> [WHAT IS EXPECTED]
Where a line holds the word "Lesebuche", copy that line from the data below.

(Beginning of SUPPLIED MATERIAL)

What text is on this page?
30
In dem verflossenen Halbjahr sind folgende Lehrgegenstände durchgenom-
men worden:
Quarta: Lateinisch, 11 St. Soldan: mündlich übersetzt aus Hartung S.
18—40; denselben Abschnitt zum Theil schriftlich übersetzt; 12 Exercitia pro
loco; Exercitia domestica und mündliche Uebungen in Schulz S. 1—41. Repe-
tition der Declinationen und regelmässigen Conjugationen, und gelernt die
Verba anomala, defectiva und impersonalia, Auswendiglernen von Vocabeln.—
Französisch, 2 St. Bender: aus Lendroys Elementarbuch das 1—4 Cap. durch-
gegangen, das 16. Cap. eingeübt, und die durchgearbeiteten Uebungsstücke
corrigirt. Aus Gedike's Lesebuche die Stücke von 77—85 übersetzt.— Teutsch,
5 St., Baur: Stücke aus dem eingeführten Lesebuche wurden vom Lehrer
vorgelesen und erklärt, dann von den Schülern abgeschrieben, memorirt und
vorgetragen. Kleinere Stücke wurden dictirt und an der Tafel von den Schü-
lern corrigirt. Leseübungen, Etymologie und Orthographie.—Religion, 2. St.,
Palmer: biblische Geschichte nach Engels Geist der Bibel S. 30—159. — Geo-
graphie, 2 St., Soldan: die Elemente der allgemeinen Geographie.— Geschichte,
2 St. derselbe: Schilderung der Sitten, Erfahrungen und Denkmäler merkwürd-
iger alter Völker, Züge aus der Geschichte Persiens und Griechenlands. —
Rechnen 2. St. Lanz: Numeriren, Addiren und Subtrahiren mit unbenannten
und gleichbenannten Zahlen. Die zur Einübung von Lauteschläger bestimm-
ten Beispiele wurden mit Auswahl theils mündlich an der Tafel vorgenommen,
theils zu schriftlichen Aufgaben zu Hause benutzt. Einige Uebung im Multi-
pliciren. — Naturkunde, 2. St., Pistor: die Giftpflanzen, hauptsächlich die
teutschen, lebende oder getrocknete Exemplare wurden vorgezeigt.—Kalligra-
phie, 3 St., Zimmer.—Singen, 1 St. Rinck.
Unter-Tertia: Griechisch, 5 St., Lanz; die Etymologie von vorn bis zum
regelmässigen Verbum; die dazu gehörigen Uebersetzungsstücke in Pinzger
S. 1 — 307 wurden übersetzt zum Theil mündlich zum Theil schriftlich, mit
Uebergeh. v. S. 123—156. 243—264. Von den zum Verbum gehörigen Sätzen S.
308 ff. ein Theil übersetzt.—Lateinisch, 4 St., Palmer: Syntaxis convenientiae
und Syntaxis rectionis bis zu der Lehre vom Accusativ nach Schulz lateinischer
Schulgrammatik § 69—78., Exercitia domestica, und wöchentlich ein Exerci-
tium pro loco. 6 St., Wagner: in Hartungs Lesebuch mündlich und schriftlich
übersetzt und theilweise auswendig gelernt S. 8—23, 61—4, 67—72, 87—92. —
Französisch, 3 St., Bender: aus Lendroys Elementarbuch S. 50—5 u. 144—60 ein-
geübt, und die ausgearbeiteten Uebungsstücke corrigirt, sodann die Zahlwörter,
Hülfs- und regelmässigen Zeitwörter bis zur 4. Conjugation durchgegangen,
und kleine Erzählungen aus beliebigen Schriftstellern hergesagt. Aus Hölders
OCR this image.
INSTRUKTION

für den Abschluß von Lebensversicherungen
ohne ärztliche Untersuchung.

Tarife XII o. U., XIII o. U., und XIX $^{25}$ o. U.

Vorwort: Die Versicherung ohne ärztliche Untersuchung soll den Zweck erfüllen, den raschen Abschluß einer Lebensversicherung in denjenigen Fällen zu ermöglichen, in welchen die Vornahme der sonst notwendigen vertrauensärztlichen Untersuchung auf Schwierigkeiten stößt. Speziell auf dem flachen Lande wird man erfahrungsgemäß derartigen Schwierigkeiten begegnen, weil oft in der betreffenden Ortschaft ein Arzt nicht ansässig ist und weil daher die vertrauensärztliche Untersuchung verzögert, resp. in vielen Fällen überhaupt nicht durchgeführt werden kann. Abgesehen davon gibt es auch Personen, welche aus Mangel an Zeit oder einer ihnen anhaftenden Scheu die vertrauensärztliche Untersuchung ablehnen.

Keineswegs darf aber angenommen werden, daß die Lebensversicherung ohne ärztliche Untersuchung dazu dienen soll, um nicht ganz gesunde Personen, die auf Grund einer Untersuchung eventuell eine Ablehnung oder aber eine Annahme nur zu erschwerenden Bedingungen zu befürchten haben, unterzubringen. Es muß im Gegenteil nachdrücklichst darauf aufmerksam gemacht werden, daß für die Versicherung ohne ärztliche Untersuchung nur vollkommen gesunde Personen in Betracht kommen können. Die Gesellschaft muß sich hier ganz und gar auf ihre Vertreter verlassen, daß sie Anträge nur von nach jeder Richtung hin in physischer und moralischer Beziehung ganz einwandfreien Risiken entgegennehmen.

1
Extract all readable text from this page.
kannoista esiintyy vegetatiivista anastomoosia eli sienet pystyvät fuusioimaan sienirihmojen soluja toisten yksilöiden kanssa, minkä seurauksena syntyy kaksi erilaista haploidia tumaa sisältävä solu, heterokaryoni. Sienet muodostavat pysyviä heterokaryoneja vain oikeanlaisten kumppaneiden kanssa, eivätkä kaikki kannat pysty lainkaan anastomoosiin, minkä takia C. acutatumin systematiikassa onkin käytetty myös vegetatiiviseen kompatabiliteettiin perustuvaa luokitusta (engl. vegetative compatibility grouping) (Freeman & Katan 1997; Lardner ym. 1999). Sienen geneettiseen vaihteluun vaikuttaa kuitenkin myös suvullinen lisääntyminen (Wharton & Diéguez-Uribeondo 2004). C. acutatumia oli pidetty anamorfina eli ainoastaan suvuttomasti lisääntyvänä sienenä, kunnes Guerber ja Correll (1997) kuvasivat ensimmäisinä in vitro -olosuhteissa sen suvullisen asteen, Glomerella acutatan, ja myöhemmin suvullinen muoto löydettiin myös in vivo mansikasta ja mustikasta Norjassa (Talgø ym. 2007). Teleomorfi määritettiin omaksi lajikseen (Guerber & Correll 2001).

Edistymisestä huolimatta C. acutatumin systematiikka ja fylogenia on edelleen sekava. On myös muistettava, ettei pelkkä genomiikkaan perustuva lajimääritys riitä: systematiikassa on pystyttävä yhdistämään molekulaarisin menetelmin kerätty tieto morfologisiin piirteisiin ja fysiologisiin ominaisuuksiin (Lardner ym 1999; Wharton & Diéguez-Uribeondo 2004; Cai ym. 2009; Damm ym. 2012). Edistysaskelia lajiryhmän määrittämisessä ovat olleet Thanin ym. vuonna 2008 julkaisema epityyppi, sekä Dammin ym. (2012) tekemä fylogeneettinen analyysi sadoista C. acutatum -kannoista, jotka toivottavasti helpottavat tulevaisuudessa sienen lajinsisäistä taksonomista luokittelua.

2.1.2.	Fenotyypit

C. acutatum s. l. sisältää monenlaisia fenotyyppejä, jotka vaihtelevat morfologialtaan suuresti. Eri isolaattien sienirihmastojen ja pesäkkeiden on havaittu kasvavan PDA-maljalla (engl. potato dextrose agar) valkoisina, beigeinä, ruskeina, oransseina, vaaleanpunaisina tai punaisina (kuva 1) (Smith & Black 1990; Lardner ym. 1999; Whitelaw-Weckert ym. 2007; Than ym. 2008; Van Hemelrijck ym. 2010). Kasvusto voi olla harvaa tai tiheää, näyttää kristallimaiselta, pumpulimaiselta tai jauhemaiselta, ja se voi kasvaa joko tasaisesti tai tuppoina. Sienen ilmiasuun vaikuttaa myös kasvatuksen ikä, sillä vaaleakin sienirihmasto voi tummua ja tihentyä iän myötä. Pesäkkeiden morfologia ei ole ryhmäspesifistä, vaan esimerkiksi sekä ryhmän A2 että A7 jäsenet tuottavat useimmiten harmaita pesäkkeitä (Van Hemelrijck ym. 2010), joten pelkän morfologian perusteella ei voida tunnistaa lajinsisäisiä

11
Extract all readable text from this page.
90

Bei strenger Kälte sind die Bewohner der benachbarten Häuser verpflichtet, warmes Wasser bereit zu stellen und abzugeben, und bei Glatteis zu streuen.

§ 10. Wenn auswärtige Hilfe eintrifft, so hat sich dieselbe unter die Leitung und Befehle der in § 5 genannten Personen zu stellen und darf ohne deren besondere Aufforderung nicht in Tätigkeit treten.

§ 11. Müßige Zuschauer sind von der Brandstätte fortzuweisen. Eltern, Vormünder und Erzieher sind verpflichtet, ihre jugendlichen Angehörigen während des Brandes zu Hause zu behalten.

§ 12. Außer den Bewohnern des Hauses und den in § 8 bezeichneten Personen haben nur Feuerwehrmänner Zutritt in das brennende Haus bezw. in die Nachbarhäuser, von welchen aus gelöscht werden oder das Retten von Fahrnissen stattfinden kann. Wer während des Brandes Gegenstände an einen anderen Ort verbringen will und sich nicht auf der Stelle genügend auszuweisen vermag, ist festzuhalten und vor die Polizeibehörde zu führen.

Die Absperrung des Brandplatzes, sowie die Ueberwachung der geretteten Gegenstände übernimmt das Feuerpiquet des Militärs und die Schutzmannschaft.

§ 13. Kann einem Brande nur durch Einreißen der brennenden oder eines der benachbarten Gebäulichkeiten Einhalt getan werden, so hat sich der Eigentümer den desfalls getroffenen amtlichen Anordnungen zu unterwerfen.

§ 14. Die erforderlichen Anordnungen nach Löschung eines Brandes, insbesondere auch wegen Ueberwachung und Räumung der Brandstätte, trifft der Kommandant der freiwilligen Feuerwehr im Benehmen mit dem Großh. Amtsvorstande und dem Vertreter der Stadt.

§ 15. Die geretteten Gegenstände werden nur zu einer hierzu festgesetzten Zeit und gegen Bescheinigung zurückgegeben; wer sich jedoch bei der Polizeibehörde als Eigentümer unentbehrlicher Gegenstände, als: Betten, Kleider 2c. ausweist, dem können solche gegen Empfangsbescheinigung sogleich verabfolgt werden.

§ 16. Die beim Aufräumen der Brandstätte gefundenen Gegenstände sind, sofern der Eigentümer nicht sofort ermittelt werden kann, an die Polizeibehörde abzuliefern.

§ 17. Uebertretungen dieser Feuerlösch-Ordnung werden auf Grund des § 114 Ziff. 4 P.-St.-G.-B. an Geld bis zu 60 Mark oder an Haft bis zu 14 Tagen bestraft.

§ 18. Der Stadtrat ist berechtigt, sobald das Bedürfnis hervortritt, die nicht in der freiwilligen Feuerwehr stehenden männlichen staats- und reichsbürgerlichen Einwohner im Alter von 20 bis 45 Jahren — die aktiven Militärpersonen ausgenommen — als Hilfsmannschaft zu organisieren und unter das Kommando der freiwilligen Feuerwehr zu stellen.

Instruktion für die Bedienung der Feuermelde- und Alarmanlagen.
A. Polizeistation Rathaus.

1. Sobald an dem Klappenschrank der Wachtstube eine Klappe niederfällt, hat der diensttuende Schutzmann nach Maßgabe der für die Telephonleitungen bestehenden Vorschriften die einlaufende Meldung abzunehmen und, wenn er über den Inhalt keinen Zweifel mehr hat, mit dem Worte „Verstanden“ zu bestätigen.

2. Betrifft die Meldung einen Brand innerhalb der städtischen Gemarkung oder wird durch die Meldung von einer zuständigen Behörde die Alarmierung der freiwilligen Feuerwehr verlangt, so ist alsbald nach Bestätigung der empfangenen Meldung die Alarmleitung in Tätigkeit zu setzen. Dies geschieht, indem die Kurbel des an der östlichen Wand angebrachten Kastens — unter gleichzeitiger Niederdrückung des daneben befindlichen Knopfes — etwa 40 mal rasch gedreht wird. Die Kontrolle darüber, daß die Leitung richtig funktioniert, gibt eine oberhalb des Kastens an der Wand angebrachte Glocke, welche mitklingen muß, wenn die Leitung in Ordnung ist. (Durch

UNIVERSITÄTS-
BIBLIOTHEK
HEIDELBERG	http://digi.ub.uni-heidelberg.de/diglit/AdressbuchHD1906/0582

(End of SUPPLIED MATERIAL)

> [OUTPUT FOR THIS EXERCISE]
corrigirt. Aus Gedike's Lesebuche die Stücke von 77—85 übersetzt.— Teutsch,
5 St., Baur: Stücke aus dem eingeführten Lesebuche wurden vom Lehrer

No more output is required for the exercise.